Aim of the exercise: Work through the data and report how many lines include the string "補助がない場合の軽油価格", giving the number alone.
★ ★ ★ ★ ★
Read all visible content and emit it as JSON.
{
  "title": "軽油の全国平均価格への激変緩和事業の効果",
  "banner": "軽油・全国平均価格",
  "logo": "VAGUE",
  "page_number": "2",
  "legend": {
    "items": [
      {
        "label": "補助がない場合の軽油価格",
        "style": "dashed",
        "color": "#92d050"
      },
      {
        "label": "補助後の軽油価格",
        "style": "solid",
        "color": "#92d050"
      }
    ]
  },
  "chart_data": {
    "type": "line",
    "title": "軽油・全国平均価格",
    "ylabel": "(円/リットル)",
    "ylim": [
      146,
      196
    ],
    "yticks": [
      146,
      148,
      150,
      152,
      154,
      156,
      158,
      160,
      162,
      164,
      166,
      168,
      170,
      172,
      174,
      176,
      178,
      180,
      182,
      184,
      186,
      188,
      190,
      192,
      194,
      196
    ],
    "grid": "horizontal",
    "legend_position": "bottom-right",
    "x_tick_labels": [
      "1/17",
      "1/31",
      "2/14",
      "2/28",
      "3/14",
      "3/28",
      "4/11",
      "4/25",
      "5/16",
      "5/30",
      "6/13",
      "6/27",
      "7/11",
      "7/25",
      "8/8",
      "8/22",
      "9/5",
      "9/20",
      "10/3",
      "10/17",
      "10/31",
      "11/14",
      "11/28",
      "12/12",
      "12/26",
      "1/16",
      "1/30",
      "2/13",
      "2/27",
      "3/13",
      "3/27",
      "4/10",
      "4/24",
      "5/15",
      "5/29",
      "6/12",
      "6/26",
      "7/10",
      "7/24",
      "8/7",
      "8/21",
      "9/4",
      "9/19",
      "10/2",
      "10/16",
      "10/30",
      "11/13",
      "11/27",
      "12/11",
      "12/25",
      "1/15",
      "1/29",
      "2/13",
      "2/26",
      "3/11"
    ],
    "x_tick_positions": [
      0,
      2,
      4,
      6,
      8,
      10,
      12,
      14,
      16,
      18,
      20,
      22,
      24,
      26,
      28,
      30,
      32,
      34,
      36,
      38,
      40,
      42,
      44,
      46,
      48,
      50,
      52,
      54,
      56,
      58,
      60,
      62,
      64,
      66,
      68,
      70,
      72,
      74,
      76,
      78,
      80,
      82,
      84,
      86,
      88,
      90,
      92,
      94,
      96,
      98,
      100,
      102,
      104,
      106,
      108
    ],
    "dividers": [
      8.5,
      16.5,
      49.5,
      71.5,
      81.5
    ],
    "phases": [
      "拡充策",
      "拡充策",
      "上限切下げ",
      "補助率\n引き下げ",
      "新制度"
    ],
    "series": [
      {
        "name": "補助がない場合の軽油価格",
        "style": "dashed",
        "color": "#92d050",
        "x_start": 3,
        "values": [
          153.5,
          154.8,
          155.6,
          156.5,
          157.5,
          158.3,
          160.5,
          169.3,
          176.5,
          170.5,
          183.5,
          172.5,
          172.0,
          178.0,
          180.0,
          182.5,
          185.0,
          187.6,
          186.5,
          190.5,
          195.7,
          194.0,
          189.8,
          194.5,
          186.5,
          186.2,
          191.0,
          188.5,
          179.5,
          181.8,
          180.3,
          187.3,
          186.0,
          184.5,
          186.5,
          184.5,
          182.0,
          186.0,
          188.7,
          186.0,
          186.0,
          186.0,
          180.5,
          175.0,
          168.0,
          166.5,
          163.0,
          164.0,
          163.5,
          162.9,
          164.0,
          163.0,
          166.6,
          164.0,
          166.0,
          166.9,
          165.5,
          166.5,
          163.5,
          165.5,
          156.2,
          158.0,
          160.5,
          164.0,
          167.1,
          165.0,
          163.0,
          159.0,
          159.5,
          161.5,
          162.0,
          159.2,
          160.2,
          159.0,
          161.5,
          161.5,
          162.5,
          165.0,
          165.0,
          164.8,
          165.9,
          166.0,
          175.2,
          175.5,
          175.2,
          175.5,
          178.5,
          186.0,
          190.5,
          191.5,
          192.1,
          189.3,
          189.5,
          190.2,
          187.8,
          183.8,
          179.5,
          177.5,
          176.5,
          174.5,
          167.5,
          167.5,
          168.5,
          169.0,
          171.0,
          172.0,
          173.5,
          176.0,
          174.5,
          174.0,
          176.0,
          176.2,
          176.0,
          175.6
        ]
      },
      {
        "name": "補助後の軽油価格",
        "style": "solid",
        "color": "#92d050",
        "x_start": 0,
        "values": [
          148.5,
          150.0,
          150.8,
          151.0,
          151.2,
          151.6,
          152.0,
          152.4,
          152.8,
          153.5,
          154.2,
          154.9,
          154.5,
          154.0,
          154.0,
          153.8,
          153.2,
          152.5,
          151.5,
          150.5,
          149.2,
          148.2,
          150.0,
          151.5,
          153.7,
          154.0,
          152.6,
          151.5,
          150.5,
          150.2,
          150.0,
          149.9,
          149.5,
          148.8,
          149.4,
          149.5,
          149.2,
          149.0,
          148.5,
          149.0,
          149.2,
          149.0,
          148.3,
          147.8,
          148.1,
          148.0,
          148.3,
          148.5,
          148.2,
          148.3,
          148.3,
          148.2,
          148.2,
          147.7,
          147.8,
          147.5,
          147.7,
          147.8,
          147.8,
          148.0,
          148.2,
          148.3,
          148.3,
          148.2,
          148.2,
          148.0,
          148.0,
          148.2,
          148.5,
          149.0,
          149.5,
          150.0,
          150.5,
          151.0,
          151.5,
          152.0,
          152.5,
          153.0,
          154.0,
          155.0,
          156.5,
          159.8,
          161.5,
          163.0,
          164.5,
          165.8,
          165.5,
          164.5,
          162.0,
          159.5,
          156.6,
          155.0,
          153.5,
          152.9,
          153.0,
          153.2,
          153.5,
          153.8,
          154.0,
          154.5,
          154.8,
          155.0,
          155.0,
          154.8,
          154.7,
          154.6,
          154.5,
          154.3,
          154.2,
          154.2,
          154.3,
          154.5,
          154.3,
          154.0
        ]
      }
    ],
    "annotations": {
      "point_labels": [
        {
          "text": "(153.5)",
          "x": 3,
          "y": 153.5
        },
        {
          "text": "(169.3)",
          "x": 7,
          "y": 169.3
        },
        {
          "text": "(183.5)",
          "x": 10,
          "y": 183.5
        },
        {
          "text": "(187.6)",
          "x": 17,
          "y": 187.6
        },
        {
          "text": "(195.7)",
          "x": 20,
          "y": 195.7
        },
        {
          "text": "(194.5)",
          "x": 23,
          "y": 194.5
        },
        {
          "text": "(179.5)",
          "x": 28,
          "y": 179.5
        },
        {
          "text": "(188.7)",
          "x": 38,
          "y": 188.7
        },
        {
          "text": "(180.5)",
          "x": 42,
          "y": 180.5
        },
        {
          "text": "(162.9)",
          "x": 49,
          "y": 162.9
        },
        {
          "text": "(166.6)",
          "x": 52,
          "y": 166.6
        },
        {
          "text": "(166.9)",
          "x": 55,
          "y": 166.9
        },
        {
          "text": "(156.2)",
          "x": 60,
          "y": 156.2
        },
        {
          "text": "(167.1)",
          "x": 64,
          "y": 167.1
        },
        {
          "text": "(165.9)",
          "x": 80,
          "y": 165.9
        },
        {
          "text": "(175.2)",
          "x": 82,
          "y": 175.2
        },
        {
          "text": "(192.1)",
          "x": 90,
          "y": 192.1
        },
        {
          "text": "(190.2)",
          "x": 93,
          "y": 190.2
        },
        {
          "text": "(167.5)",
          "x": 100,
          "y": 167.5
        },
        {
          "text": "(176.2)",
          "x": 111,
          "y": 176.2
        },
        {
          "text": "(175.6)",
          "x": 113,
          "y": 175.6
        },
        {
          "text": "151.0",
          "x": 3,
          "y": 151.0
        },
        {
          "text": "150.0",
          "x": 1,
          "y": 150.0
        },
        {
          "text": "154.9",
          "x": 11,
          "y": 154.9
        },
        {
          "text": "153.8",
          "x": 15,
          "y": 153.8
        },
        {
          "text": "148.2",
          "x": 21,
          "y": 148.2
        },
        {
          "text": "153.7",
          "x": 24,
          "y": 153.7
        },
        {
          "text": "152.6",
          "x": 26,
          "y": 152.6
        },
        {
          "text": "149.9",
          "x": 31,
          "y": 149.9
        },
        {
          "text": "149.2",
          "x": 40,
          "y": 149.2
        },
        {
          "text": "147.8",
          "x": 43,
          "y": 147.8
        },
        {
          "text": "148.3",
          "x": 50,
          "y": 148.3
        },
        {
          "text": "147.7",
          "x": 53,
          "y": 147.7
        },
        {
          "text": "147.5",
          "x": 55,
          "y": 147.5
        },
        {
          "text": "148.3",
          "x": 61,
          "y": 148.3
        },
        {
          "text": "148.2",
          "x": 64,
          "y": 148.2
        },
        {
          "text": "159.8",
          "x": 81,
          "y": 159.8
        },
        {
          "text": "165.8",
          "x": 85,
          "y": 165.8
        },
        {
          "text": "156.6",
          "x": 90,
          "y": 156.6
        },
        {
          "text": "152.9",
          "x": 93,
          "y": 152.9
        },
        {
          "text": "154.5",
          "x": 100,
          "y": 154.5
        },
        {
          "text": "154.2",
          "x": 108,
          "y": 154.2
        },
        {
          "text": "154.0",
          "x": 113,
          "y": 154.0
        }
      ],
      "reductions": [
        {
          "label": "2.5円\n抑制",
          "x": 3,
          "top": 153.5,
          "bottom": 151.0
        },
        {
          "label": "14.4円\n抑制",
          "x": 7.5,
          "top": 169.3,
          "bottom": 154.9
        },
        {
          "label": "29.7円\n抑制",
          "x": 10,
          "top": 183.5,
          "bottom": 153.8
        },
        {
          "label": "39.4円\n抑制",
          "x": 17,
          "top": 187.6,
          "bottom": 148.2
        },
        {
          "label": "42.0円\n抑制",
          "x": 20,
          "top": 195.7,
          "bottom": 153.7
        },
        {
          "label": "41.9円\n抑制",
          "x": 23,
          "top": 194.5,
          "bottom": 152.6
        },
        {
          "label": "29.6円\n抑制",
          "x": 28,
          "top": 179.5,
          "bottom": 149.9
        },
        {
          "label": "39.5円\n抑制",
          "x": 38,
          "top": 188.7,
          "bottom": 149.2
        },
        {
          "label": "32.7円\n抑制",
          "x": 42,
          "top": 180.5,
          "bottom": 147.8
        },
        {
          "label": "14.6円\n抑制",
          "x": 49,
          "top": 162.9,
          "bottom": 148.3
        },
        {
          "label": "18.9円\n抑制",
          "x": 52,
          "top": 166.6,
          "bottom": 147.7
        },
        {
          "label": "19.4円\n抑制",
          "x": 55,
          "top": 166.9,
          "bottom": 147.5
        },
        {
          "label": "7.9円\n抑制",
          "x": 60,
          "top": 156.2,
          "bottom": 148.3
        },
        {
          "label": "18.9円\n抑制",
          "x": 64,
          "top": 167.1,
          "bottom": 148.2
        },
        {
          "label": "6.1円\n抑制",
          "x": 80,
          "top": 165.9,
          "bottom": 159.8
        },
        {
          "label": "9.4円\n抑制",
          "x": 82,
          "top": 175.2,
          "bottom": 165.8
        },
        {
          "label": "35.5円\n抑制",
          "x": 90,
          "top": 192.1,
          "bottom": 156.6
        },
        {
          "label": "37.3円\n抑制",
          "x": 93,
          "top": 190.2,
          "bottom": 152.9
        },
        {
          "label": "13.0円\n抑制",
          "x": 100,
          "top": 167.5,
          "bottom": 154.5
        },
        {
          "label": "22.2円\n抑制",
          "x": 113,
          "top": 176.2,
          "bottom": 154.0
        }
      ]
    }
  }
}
★ ★ ★ ★ ★
Response below: 2